* [OPDRACHT] Op welke datum bracht Gloudemans volgens het paginafragment een nader advies uit?

* [PAGINAFRAGMENT]
Bij nader advies van 23 november 2012 heeft Gloudemans uiteengezet dat de reactie van de stichting niet aan de conclusies van het advies van 31 oktober 2012 afdoet.
3. Het college heeft de adviezen van Gloudemans aan het besluit van 4 december 2012 ten grondslag gelegd. Dit besluit wordt, gelet op artikel 6:24 van de Awb, gelezen in verbinding met de artikelen 6:18, eerste lid, en 6:19, eerste lid, van die wet, zoals die wet ten tijde van belang luidde, geacht eveneens voorwerp te zijn van dit geding.
4. Uit het besluit van 4 december 2012, gelezen in samenhang met de adviezen van Gloudemans, blijkt dat het college zich keert tegen rechtsoverweging 10.1 van de tussenuitspraak. Behoudens zeer uitzonderlijke gevallen kan de Afdeling echter niet terugkomen van een in de tussenuitspraak gegeven oordeel. Dat het college zich niet in dat oordeel kan vinden, maakt niet dat een zeer uitzonderlijk geval hier aan de orde is, zodat van het in de tussenuitspraak gegeven oordeel moet worden uitgegaan.

* [OVERZICHT]
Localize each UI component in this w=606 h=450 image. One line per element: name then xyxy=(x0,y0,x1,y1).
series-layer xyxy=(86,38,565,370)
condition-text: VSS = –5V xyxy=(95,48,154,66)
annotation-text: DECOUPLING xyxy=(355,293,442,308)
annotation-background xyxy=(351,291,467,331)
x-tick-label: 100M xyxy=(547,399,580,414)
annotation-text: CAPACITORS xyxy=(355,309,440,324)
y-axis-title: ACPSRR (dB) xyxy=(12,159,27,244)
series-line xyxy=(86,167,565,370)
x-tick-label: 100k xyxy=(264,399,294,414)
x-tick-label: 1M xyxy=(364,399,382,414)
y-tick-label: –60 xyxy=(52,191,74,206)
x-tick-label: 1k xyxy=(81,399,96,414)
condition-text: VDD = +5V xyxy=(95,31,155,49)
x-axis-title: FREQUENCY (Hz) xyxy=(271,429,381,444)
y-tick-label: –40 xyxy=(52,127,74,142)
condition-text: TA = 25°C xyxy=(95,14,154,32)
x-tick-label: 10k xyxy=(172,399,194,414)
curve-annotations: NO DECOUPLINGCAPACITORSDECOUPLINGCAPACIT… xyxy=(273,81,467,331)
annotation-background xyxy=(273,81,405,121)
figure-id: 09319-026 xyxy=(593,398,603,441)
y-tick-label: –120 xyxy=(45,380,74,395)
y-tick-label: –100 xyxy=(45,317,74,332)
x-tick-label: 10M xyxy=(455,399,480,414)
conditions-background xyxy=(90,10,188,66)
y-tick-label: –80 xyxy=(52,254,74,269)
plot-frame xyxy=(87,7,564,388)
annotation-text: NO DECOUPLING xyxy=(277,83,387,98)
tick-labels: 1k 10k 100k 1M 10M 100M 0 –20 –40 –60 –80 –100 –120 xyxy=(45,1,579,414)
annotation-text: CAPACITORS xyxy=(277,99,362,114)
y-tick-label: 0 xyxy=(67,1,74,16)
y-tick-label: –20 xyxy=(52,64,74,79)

* [DE OPLOSSING] Op 23 november 2012.